Problem: Please copy the lines below, keeping every character unchanged.

[Items from a dataset]
══════════════════════════════
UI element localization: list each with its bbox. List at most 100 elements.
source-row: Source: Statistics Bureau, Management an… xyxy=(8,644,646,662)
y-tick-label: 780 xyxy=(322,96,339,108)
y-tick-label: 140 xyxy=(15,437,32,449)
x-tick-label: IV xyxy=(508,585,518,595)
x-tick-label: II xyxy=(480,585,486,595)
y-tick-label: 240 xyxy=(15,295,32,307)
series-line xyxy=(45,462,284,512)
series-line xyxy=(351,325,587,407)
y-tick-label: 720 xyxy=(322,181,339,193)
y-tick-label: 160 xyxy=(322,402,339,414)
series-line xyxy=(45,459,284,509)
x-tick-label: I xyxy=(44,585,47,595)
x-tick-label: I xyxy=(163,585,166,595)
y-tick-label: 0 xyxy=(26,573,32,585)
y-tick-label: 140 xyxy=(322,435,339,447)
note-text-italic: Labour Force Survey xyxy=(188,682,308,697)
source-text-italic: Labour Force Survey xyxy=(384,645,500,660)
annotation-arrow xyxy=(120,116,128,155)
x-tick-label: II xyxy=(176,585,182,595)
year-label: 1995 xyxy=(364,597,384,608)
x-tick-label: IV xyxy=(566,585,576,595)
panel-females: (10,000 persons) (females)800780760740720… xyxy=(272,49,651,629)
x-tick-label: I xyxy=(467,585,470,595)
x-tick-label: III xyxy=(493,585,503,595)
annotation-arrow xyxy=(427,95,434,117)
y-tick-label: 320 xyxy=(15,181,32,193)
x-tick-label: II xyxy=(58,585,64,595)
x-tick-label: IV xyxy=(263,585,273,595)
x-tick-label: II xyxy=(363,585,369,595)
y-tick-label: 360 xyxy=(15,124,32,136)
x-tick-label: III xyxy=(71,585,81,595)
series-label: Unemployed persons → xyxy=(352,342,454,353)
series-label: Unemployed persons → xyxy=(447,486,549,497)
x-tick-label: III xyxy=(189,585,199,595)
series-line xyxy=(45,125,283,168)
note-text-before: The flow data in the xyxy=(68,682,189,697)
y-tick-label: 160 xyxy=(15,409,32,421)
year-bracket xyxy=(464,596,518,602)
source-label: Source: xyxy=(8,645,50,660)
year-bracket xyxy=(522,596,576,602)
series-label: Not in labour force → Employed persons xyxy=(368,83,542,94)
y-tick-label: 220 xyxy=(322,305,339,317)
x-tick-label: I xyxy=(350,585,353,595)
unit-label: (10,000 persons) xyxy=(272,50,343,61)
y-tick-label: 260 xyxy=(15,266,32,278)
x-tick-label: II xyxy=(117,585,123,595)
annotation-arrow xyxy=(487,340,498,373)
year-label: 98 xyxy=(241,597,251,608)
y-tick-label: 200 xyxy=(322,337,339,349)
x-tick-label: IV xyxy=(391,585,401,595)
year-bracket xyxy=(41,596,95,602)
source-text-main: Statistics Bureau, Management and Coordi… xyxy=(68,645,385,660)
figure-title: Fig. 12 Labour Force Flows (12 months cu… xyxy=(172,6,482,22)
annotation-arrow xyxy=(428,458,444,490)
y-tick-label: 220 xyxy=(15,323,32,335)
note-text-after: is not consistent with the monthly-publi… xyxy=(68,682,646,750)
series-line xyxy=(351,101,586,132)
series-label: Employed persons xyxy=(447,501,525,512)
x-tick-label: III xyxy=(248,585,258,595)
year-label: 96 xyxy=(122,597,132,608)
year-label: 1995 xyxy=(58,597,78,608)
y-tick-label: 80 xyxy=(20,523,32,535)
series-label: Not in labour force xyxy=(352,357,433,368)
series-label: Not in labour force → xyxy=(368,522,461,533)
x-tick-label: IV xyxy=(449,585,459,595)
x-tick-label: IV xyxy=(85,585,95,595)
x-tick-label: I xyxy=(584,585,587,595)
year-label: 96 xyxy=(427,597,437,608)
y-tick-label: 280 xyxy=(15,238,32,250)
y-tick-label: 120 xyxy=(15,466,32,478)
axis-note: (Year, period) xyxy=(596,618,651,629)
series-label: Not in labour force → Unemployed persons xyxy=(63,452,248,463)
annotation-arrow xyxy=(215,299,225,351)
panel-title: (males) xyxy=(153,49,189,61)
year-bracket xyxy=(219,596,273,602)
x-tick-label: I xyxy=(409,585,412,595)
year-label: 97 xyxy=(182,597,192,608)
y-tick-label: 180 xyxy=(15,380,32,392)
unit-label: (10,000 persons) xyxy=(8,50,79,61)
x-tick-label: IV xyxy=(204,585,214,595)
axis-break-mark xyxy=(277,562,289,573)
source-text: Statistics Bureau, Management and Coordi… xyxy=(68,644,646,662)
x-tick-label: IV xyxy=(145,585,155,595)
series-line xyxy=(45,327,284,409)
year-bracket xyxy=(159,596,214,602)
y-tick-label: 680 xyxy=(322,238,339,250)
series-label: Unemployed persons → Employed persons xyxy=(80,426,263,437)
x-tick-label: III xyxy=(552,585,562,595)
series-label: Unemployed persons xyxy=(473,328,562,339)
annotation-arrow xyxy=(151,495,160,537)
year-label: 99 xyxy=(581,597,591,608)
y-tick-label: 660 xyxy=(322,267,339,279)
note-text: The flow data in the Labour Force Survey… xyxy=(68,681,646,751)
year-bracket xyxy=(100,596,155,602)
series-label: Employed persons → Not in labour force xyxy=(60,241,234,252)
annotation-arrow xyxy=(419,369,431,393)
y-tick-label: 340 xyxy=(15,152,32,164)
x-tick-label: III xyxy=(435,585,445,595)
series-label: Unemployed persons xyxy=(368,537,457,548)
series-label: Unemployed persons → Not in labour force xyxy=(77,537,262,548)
══════════════════════════════
Exercise result:
UI element localization: list each with its bbox. List at most 100 elements.
source-row: Source: Statistics Bureau, Management an… xyxy=(8,644,646,662)
y-tick-label: 780 xyxy=(322,96,339,108)
y-tick-label: 140 xyxy=(15,437,32,449)
x-tick-label: IV xyxy=(508,585,518,595)
x-tick-label: II xyxy=(480,585,486,595)
y-tick-label: 240 xyxy=(15,295,32,307)
series-line xyxy=(45,462,284,512)
series-line xyxy=(351,325,587,407)
y-tick-label: 720 xyxy=(322,181,339,193)
y-tick-label: 160 xyxy=(322,402,339,414)
series-line xyxy=(45,459,284,509)
x-tick-label: I xyxy=(44,585,47,595)
x-tick-label: I xyxy=(163,585,166,595)
y-tick-label: 0 xyxy=(26,573,32,585)
y-tick-label: 140 xyxy=(322,435,339,447)
note-text-italic: Labour Force Survey xyxy=(188,682,308,697)
source-text-italic: Labour Force Survey xyxy=(384,645,500,660)
annotation-arrow xyxy=(120,116,128,155)
x-tick-label: II xyxy=(176,585,182,595)
year-label: 1995 xyxy=(364,597,384,608)
x-tick-label: IV xyxy=(566,585,576,595)
panel-females: (10,000 persons) (females)800780760740720… xyxy=(272,49,651,629)
x-tick-label: I xyxy=(467,585,470,595)
x-tick-label: III xyxy=(493,585,503,595)
annotation-arrow xyxy=(427,95,434,117)
y-tick-label: 320 xyxy=(15,181,32,193)
x-tick-label: II xyxy=(58,585,64,595)
x-tick-label: IV xyxy=(263,585,273,595)
x-tick-label: II xyxy=(363,585,369,595)
y-tick-label: 360 xyxy=(15,124,32,136)
x-tick-label: III xyxy=(71,585,81,595)
series-label: Unemployed persons → xyxy=(352,342,454,353)
series-label: Unemployed persons → xyxy=(447,486,549,497)
x-tick-label: III xyxy=(189,585,199,595)
series-line xyxy=(45,125,283,168)
note-text-before: The flow data in the xyxy=(68,682,189,697)
y-tick-label: 160 xyxy=(15,409,32,421)
year-bracket xyxy=(464,596,518,602)
source-label: Source: xyxy=(8,645,50,660)
year-bracket xyxy=(522,596,576,602)
series-label: Not in labour force → Employed persons xyxy=(368,83,542,94)
y-tick-label: 220 xyxy=(322,305,339,317)
x-tick-label: I xyxy=(350,585,353,595)
unit-label: (10,000 persons) xyxy=(272,50,343,61)
y-tick-label: 260 xyxy=(15,266,32,278)
x-tick-label: II xyxy=(117,585,123,595)
annotation-arrow xyxy=(487,340,498,373)
year-label: 98 xyxy=(241,597,251,608)
y-tick-label: 200 xyxy=(322,337,339,349)
x-tick-label: IV xyxy=(391,585,401,595)
year-bracket xyxy=(41,596,95,602)
source-text-main: Statistics Bureau, Management and Coordi… xyxy=(68,645,385,660)
figure-title: Fig. 12 Labour Force Flows (12 months cu… xyxy=(172,6,482,22)
annotation-arrow xyxy=(428,458,444,490)
y-tick-label: 220 xyxy=(15,323,32,335)
note-text-after: is not consistent with the monthly-publi… xyxy=(68,682,646,750)
series-line xyxy=(351,101,586,132)
series-label: Employed persons xyxy=(447,501,525,512)
x-tick-label: III xyxy=(248,585,258,595)
year-label: 96 xyxy=(122,597,132,608)
year-label: 1995 xyxy=(58,597,78,608)
y-tick-label: 80 xyxy=(20,523,32,535)
series-label: Not in labour force xyxy=(352,357,433,368)
series-label: Not in labour force → xyxy=(368,522,461,533)
x-tick-label: IV xyxy=(449,585,459,595)
x-tick-label: IV xyxy=(85,585,95,595)
x-tick-label: I xyxy=(584,585,587,595)
year-label: 96 xyxy=(427,597,437,608)
y-tick-label: 280 xyxy=(15,238,32,250)
y-tick-label: 120 xyxy=(15,466,32,478)
axis-note: (Year, period) xyxy=(596,618,651,629)
series-label: Not in labour force → Unemployed persons xyxy=(63,452,248,463)
annotation-arrow xyxy=(215,299,225,351)
panel-title: (males) xyxy=(153,49,189,61)
year-bracket xyxy=(219,596,273,602)
x-tick-label: I xyxy=(409,585,412,595)
year-label: 97 xyxy=(182,597,192,608)
y-tick-label: 180 xyxy=(15,380,32,392)
unit-label: (10,000 persons) xyxy=(8,50,79,61)
x-tick-label: IV xyxy=(204,585,214,595)
axis-break-mark xyxy=(277,562,289,573)
source-text: Statistics Bureau, Management and Coordi… xyxy=(68,644,646,662)
x-tick-label: IV xyxy=(145,585,155,595)
series-line xyxy=(45,327,284,409)
year-bracket xyxy=(159,596,214,602)
y-tick-label: 680 xyxy=(322,238,339,250)
series-label: Unemployed persons → Employed persons xyxy=(80,426,263,437)
x-tick-label: III xyxy=(552,585,562,595)
series-label: Unemployed persons xyxy=(473,328,562,339)
annotation-arrow xyxy=(151,495,160,537)
year-label: 99 xyxy=(581,597,591,608)
y-tick-label: 660 xyxy=(322,267,339,279)
note-text: The flow data in the Labour Force Survey… xyxy=(68,681,646,751)
year-bracket xyxy=(100,596,155,602)
series-label: Employed persons → Not in labour force xyxy=(60,241,234,252)
annotation-arrow xyxy=(419,369,431,393)
y-tick-label: 340 xyxy=(15,152,32,164)
x-tick-label: III xyxy=(435,585,445,595)
series-label: Unemployed persons xyxy=(368,537,457,548)
series-label: Unemployed persons → Not in labour force xyxy=(77,537,262,548)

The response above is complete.